Reproduce the entries below verbatim, from their first line through the line containing "view-datasets-label: View Datasets: [2074, 82, 2240, 110]", with both of those lines included.
<<<<
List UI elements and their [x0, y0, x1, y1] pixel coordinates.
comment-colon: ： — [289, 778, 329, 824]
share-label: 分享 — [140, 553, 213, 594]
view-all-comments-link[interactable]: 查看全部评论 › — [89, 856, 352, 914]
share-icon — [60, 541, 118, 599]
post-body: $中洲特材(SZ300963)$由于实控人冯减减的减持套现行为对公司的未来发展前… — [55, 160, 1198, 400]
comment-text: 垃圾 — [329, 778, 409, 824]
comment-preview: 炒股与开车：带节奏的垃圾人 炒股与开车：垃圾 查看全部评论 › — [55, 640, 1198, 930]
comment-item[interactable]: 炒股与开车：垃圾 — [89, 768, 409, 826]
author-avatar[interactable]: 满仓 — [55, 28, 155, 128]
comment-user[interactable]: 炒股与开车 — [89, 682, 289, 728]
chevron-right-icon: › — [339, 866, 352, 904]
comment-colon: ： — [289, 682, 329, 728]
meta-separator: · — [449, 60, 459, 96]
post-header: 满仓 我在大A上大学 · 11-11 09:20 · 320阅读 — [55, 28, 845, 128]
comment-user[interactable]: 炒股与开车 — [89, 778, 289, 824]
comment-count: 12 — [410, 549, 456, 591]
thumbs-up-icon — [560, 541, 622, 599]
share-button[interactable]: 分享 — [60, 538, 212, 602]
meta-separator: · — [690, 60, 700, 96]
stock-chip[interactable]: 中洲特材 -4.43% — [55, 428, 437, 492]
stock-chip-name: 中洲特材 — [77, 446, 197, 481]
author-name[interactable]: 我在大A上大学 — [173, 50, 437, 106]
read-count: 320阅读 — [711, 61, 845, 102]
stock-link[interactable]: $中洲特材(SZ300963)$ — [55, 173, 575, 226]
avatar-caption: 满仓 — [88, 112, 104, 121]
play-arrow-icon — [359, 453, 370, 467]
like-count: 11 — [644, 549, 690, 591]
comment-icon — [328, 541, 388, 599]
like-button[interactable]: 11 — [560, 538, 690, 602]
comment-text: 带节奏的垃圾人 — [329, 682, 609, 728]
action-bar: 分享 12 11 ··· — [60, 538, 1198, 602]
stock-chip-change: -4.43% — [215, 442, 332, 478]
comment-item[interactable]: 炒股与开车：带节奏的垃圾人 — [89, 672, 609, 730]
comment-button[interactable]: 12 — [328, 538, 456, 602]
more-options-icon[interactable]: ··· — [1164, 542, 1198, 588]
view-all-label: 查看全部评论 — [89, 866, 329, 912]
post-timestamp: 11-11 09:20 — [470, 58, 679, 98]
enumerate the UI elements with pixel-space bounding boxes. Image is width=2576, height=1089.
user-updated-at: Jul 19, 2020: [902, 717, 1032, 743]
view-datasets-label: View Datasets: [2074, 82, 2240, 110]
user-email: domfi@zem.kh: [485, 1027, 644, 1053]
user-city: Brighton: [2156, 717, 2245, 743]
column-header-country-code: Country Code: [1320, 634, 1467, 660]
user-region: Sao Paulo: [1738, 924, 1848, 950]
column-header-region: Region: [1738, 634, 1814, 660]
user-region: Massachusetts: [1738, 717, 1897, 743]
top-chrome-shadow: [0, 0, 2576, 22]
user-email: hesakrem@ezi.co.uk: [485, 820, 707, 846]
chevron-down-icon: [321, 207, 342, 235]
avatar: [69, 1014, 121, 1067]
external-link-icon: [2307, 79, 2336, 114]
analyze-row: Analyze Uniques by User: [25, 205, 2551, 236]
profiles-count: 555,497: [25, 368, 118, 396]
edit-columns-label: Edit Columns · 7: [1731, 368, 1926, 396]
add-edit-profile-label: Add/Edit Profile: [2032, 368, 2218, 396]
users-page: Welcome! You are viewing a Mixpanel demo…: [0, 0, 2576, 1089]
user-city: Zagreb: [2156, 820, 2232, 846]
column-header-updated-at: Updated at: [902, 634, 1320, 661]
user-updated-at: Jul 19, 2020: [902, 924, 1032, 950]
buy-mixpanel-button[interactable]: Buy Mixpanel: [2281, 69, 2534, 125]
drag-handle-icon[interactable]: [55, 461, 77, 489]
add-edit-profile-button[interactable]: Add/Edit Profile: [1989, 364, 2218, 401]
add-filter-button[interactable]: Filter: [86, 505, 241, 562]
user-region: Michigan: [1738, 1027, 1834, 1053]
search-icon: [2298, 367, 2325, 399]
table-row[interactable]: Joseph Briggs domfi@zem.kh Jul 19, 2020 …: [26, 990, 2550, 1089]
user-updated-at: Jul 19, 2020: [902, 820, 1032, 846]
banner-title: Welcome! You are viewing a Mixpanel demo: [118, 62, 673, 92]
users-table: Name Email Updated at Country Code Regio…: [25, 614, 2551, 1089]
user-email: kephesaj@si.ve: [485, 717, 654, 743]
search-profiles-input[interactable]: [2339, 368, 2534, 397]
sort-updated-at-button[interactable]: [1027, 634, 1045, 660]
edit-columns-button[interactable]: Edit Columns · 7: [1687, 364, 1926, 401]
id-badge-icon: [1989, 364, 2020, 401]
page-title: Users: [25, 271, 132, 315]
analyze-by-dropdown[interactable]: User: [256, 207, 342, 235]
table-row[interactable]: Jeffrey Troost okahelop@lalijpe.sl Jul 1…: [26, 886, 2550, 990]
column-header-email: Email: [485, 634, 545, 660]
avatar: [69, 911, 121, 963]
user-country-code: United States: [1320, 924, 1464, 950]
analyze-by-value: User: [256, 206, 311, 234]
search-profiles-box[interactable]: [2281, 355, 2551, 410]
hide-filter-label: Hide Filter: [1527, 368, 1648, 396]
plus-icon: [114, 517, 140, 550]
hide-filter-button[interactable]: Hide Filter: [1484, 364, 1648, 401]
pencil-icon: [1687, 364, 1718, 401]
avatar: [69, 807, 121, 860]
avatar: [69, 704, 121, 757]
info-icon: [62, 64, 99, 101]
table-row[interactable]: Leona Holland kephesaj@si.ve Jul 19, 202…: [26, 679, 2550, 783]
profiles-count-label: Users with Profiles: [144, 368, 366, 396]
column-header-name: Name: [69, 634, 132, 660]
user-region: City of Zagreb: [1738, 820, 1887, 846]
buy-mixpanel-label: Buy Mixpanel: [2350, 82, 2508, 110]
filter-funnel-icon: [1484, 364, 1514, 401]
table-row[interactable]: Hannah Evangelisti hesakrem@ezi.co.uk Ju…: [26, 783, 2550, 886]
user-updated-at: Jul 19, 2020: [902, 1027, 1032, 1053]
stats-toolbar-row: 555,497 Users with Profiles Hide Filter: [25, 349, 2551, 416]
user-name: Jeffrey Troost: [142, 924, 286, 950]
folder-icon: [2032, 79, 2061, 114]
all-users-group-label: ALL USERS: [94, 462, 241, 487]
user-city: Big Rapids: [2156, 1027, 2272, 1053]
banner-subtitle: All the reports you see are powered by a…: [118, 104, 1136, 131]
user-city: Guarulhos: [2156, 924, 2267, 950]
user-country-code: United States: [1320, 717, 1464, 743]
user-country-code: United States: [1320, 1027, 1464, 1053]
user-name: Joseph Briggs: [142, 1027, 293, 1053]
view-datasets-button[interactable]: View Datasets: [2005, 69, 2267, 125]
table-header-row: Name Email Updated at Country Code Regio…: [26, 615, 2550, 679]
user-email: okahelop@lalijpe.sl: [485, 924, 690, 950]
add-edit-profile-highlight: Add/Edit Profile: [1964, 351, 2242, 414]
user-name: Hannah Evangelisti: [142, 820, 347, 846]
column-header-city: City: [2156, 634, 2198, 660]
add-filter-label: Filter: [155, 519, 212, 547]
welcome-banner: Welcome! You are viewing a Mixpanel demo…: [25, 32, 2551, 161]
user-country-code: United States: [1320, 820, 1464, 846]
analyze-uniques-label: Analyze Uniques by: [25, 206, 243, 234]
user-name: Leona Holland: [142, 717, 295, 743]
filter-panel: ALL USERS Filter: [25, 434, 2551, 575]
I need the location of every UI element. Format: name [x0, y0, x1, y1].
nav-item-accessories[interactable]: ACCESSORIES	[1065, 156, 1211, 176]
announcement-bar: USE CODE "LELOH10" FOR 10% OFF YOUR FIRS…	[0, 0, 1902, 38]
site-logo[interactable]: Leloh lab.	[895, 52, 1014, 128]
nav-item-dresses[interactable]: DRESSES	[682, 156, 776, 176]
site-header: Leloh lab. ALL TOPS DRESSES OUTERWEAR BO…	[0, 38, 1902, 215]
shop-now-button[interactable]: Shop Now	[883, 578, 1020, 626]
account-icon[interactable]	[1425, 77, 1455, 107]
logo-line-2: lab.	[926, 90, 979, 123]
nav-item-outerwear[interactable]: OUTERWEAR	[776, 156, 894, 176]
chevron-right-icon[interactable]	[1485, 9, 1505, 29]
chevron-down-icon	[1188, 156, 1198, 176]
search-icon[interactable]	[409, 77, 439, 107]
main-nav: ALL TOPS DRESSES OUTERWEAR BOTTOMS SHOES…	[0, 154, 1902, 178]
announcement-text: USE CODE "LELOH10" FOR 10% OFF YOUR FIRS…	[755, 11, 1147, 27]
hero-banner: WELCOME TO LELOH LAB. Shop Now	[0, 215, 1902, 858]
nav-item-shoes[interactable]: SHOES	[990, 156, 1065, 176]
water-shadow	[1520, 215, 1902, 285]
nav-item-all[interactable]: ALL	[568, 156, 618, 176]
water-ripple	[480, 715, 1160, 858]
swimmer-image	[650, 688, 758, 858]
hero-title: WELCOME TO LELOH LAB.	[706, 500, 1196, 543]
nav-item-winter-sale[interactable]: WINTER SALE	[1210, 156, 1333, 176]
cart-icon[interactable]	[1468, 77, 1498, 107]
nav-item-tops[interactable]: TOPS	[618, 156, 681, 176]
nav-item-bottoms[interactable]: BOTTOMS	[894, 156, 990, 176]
>>>>
▶ Solution to this problem:
List UI elements and their [x0, y0, x1, y1] pixel coordinates.
comment-colon: ： — [289, 778, 329, 824]
share-label: 分享 — [140, 553, 213, 594]
view-all-comments-link[interactable]: 查看全部评论 › — [89, 856, 352, 914]
share-icon — [60, 541, 118, 599]
post-body: $中洲特材(SZ300963)$由于实控人冯减减的减持套现行为对公司的未来发展前… — [55, 160, 1198, 400]
comment-text: 垃圾 — [329, 778, 409, 824]
comment-preview: 炒股与开车：带节奏的垃圾人 炒股与开车：垃圾 查看全部评论 › — [55, 640, 1198, 930]
comment-item[interactable]: 炒股与开车：垃圾 — [89, 768, 409, 826]
author-avatar[interactable]: 满仓 — [55, 28, 155, 128]
comment-user[interactable]: 炒股与开车 — [89, 682, 289, 728]
chevron-right-icon: › — [339, 866, 352, 904]
comment-colon: ： — [289, 682, 329, 728]
meta-separator: · — [449, 60, 459, 96]
post-header: 满仓 我在大A上大学 · 11-11 09:20 · 320阅读 — [55, 28, 845, 128]
comment-user[interactable]: 炒股与开车 — [89, 778, 289, 824]
comment-count: 12 — [410, 549, 456, 591]
thumbs-up-icon — [560, 541, 622, 599]
share-button[interactable]: 分享 — [60, 538, 212, 602]
meta-separator: · — [690, 60, 700, 96]
stock-chip[interactable]: 中洲特材 -4.43% — [55, 428, 437, 492]
stock-chip-name: 中洲特材 — [77, 446, 197, 481]
author-name[interactable]: 我在大A上大学 — [173, 50, 437, 106]
read-count: 320阅读 — [711, 61, 845, 102]
stock-link[interactable]: $中洲特材(SZ300963)$ — [55, 173, 575, 226]
avatar-caption: 满仓 — [88, 112, 104, 121]
play-arrow-icon — [359, 453, 370, 467]
like-count: 11 — [644, 549, 690, 591]
comment-icon — [328, 541, 388, 599]
like-button[interactable]: 11 — [560, 538, 690, 602]
comment-text: 带节奏的垃圾人 — [329, 682, 609, 728]
action-bar: 分享 12 11 ··· — [60, 538, 1198, 602]
stock-chip-change: -4.43% — [215, 442, 332, 478]
comment-item[interactable]: 炒股与开车：带节奏的垃圾人 — [89, 672, 609, 730]
comment-button[interactable]: 12 — [328, 538, 456, 602]
more-options-icon[interactable]: ··· — [1164, 542, 1198, 588]
view-all-label: 查看全部评论 — [89, 866, 329, 912]
post-timestamp: 11-11 09:20 — [470, 58, 679, 98]
enumerate the UI elements with pixel-space bounding boxes. Image is width=2576, height=1089.
user-updated-at: Jul 19, 2020: [902, 717, 1032, 743]
view-datasets-label: View Datasets: [2074, 82, 2240, 110]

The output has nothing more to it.